# Start of Dataset

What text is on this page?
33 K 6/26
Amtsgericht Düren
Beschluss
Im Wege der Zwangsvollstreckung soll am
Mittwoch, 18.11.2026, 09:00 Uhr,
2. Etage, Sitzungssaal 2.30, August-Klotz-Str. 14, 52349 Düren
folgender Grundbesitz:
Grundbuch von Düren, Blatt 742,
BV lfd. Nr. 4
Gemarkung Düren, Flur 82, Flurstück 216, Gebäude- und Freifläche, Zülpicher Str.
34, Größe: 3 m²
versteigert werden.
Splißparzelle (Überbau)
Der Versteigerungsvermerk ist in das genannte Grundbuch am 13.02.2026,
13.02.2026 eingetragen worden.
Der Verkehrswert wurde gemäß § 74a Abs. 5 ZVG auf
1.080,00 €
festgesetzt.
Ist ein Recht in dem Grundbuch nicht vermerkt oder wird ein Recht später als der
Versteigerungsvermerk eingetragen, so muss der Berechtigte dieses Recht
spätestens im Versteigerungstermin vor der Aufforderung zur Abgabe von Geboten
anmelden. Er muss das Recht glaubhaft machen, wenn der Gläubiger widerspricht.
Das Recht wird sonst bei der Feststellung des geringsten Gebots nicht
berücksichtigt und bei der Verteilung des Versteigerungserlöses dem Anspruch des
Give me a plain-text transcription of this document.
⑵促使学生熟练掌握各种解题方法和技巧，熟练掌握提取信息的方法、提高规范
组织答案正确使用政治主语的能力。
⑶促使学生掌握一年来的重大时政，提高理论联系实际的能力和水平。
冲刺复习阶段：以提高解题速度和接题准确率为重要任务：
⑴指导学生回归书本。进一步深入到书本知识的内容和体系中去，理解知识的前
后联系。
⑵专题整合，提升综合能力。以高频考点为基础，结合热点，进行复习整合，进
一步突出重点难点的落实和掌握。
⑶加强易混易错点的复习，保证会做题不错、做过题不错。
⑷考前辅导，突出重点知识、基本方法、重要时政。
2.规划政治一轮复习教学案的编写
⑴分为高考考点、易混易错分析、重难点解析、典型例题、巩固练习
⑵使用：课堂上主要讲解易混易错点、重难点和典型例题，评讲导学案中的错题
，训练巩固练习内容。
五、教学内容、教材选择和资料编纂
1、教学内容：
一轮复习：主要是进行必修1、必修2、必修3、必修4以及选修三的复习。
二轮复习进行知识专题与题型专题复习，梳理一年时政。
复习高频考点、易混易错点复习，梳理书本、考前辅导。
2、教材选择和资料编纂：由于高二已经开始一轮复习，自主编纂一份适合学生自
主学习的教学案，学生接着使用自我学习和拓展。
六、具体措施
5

# End of Dataset

- Objective -
Locate "Give me a plain-text" in the material, then quote the line that contains it and all lines after it through the final one.

- Exercise response -
Give me a plain-text transcription of this document.
⑵促使学生熟练掌握各种解题方法和技巧，熟练掌握提取信息的方法、提高规范
组织答案正确使用政治主语的能力。
⑶促使学生掌握一年来的重大时政，提高理论联系实际的能力和水平。
冲刺复习阶段：以提高解题速度和接题准确率为重要任务：
⑴指导学生回归书本。进一步深入到书本知识的内容和体系中去，理解知识的前
后联系。
⑵专题整合，提升综合能力。以高频考点为基础，结合热点，进行复习整合，进
一步突出重点难点的落实和掌握。
⑶加强易混易错点的复习，保证会做题不错、做过题不错。
⑷考前辅导，突出重点知识、基本方法、重要时政。
2.规划政治一轮复习教学案的编写
⑴分为高考考点、易混易错分析、重难点解析、典型例题、巩固练习
⑵使用：课堂上主要讲解易混易错点、重难点和典型例题，评讲导学案中的错题
，训练巩固练习内容。
五、教学内容、教材选择和资料编纂
1、教学内容：
一轮复习：主要是进行必修1、必修2、必修3、必修4以及选修三的复习。
二轮复习进行知识专题与题型专题复习，梳理一年时政。
复习高频考点、易混易错点复习，梳理书本、考前辅导。
2、教材选择和资料编纂：由于高二已经开始一轮复习，自主编纂一份适合学生自
主学习的教学案，学生接着使用自我学习和拓展。
六、具体措施
5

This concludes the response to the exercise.